— START Entries provided —

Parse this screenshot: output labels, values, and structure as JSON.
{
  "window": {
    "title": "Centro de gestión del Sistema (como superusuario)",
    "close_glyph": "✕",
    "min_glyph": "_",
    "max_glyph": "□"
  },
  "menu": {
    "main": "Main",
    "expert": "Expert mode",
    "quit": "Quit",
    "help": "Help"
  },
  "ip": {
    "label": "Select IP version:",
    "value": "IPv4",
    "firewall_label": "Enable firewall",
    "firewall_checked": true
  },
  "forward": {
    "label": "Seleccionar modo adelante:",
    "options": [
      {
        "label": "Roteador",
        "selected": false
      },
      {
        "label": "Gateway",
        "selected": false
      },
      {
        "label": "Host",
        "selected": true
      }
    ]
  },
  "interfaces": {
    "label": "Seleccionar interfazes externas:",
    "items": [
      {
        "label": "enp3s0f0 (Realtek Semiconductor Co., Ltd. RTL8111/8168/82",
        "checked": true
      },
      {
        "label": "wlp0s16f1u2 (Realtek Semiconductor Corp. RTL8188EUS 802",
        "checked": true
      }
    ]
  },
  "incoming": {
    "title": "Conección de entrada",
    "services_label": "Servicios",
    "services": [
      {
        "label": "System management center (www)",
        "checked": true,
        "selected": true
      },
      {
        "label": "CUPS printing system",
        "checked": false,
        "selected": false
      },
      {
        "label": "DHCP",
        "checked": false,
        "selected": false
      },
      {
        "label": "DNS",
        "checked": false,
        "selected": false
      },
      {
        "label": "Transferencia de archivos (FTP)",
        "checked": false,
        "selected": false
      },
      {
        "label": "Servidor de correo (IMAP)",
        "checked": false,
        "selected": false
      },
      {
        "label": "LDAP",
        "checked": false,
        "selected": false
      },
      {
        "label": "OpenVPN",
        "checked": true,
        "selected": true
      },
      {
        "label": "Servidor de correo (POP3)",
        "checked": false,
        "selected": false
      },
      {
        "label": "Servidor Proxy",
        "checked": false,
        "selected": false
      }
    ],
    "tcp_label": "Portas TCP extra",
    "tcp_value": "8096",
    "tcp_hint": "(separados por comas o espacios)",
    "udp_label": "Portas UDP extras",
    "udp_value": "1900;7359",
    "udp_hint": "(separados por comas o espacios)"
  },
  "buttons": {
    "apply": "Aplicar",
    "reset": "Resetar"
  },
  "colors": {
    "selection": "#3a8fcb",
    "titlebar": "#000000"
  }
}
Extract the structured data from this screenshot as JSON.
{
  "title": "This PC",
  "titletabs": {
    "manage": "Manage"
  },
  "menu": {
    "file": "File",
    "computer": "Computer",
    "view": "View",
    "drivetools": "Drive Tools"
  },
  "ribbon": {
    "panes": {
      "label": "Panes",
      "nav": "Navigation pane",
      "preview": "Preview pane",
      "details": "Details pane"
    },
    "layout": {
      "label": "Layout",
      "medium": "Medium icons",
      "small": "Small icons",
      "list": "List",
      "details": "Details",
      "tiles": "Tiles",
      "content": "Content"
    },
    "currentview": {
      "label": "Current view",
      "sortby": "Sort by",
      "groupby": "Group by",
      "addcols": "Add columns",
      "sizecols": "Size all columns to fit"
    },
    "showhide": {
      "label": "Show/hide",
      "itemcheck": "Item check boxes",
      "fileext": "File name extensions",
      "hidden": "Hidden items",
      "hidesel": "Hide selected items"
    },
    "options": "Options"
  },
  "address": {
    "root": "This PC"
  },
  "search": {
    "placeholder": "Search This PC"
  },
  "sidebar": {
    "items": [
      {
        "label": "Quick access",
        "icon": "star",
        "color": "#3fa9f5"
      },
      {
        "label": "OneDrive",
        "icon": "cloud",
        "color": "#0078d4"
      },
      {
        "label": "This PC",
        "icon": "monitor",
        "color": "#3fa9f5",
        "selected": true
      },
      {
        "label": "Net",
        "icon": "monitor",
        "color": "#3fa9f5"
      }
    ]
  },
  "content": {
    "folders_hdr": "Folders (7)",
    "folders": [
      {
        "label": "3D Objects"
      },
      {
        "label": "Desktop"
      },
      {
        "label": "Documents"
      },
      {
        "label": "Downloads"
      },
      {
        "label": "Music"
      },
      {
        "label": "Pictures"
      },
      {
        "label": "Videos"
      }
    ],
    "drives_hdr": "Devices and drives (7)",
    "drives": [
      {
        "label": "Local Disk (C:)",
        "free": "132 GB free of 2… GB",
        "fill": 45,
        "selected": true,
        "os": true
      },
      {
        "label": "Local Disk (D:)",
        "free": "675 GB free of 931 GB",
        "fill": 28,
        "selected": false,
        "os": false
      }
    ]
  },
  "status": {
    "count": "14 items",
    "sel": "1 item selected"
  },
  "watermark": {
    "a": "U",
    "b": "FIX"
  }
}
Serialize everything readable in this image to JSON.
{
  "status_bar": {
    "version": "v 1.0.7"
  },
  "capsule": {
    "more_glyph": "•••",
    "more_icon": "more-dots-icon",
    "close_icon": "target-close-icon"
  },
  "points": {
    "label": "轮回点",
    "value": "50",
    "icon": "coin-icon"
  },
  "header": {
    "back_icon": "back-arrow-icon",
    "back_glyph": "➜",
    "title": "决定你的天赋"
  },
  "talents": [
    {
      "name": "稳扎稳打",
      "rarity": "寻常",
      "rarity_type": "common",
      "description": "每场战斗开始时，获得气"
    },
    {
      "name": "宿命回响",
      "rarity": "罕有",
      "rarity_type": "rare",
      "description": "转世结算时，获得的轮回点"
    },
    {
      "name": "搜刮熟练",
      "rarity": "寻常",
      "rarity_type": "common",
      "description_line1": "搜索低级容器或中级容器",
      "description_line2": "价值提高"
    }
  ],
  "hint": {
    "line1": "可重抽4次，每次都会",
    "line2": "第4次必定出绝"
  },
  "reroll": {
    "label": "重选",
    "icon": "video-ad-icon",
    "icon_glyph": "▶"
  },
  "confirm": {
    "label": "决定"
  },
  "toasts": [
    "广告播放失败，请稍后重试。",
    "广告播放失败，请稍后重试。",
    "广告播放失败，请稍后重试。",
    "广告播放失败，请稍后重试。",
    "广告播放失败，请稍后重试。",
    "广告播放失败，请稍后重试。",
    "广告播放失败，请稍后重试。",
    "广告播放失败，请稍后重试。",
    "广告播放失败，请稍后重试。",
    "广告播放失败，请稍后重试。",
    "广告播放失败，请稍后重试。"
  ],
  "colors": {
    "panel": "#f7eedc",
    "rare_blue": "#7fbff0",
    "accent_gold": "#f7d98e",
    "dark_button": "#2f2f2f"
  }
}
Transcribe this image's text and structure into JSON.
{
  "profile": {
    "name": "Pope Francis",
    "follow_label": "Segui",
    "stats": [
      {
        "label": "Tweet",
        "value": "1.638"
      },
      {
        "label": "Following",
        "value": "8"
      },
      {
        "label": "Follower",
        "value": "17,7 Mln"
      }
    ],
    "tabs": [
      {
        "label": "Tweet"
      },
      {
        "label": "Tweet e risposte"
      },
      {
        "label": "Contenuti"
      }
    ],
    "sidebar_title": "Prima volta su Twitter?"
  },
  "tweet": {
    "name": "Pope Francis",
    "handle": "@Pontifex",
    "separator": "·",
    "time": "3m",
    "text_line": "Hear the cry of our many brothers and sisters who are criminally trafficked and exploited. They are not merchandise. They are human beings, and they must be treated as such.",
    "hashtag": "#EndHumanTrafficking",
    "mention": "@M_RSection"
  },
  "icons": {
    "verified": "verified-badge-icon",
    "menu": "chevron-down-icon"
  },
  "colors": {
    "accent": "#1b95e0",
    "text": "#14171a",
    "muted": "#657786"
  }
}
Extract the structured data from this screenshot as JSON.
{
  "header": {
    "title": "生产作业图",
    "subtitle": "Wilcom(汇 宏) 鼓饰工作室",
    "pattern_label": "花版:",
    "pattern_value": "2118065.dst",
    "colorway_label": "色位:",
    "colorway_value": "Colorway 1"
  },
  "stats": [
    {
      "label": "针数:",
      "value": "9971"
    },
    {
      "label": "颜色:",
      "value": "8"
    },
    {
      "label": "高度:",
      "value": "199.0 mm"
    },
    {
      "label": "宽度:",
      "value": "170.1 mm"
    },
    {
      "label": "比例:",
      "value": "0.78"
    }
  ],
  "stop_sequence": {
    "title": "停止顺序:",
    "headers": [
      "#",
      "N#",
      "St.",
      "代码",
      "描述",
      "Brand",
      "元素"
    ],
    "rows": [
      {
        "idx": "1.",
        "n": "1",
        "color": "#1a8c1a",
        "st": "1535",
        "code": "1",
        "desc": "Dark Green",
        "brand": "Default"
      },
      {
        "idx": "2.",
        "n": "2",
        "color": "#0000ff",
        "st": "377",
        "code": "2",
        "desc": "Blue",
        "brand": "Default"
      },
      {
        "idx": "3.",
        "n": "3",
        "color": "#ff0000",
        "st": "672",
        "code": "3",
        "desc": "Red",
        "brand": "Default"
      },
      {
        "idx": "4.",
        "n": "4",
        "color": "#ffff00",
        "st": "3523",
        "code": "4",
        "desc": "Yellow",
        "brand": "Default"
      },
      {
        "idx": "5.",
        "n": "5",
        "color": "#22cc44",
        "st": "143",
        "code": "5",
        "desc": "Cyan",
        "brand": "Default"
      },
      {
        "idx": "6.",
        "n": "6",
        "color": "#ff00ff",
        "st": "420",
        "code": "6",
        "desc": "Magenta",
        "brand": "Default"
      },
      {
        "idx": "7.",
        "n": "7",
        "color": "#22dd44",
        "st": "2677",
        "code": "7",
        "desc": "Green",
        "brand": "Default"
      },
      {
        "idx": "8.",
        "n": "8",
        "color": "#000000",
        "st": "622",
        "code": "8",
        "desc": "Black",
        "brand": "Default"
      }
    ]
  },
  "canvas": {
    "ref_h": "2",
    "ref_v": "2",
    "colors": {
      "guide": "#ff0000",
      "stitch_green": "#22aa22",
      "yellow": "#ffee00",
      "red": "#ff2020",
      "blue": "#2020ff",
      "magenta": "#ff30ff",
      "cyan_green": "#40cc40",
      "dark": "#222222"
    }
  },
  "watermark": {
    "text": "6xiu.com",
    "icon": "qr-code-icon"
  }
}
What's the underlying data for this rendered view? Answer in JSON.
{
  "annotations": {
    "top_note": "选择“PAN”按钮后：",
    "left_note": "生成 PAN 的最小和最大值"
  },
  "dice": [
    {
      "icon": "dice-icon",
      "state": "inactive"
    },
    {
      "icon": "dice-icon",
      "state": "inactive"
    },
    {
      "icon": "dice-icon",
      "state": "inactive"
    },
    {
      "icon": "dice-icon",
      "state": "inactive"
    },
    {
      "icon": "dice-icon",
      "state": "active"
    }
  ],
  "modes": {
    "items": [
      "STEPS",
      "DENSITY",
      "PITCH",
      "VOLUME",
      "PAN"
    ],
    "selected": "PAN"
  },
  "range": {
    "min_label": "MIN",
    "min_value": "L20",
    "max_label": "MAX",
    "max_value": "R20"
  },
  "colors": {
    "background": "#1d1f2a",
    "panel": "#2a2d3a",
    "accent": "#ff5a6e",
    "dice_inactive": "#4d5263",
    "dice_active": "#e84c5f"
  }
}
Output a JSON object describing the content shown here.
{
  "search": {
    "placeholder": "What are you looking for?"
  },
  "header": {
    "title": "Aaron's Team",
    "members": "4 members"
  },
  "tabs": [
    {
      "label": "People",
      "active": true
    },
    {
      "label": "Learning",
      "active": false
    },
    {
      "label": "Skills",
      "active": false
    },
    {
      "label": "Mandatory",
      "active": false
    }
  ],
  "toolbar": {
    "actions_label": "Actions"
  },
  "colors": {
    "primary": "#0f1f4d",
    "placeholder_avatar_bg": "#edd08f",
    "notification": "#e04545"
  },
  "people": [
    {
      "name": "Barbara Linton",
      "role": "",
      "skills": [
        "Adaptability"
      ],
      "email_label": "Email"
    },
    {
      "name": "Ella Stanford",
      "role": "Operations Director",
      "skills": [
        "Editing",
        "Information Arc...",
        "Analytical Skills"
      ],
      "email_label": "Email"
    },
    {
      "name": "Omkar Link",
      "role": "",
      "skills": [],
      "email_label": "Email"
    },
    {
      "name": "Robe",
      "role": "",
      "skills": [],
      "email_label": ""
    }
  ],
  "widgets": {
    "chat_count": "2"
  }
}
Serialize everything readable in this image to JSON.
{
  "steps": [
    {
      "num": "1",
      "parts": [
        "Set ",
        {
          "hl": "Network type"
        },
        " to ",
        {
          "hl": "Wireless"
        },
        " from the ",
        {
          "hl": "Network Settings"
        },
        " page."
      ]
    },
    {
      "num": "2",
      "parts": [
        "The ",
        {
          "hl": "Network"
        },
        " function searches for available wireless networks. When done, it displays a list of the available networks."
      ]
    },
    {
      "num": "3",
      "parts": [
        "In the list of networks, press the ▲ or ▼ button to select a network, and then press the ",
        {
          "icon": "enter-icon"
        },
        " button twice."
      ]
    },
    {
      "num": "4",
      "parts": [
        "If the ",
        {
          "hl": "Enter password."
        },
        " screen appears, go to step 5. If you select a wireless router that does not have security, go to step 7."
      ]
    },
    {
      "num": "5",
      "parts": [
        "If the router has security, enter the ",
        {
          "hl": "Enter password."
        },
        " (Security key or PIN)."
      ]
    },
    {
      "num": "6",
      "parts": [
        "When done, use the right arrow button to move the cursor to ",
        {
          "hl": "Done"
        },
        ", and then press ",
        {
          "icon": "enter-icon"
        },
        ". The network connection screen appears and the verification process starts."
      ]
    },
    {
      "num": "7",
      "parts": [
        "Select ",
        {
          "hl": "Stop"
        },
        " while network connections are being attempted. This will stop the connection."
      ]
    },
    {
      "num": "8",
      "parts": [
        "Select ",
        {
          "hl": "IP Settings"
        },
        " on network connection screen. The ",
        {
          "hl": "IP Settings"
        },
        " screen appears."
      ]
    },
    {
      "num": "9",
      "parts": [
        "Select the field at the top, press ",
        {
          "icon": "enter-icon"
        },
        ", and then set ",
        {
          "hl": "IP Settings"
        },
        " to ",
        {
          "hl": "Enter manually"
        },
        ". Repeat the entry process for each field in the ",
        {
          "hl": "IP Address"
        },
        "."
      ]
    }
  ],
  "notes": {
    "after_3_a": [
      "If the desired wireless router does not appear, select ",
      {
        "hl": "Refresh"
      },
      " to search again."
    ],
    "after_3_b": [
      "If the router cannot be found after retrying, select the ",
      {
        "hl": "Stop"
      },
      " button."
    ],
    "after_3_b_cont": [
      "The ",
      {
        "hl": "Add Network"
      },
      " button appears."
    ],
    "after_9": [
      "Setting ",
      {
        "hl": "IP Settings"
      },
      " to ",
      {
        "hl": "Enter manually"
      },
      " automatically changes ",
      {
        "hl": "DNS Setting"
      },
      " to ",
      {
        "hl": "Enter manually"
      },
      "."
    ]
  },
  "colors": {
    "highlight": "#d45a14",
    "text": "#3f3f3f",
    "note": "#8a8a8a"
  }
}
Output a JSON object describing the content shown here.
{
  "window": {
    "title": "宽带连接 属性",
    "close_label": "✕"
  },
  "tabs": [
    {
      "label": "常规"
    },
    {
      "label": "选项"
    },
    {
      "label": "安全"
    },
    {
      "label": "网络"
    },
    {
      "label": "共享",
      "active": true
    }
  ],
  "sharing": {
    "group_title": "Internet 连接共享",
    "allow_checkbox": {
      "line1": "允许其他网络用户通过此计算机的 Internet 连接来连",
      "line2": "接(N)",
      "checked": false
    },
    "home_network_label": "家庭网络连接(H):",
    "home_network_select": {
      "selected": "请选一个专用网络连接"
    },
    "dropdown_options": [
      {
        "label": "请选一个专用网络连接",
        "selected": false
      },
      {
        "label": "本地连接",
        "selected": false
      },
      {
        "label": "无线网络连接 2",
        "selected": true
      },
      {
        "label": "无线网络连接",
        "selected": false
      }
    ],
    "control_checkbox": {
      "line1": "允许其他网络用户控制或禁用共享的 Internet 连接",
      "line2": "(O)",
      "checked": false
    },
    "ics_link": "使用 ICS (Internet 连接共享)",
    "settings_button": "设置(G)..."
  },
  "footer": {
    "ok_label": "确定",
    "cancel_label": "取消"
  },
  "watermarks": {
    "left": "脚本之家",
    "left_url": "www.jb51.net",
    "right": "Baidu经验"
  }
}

— END Entries provided —

From the entries above, copy out every line where the string "Details" appears.

__Expected answer__
      "details": "Details pane"
      "details": "Details",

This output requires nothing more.